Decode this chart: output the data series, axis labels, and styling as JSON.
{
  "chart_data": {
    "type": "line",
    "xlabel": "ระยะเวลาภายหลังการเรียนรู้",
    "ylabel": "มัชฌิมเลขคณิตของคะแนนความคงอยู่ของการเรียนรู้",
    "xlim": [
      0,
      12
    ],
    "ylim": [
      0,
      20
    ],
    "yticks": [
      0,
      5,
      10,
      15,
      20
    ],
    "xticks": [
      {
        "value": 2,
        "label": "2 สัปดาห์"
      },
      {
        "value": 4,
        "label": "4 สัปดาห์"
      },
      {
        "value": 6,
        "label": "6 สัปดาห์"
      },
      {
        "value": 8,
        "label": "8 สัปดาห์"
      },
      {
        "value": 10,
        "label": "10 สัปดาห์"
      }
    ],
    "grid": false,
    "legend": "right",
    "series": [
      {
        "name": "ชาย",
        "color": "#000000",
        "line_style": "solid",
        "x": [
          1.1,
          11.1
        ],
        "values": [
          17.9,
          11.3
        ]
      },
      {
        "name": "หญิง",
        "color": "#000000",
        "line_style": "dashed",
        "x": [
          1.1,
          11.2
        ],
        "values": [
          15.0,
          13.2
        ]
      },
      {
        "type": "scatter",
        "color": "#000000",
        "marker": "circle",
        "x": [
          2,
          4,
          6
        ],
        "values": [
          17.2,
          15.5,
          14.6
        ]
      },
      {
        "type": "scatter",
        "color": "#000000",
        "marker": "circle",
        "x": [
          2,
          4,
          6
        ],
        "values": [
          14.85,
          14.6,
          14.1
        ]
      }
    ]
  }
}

..............................

Read the data above and pull out each line that holds the string "series".

Decode this chart: output the data series, axis labels, and styling as JSON.
    "series": [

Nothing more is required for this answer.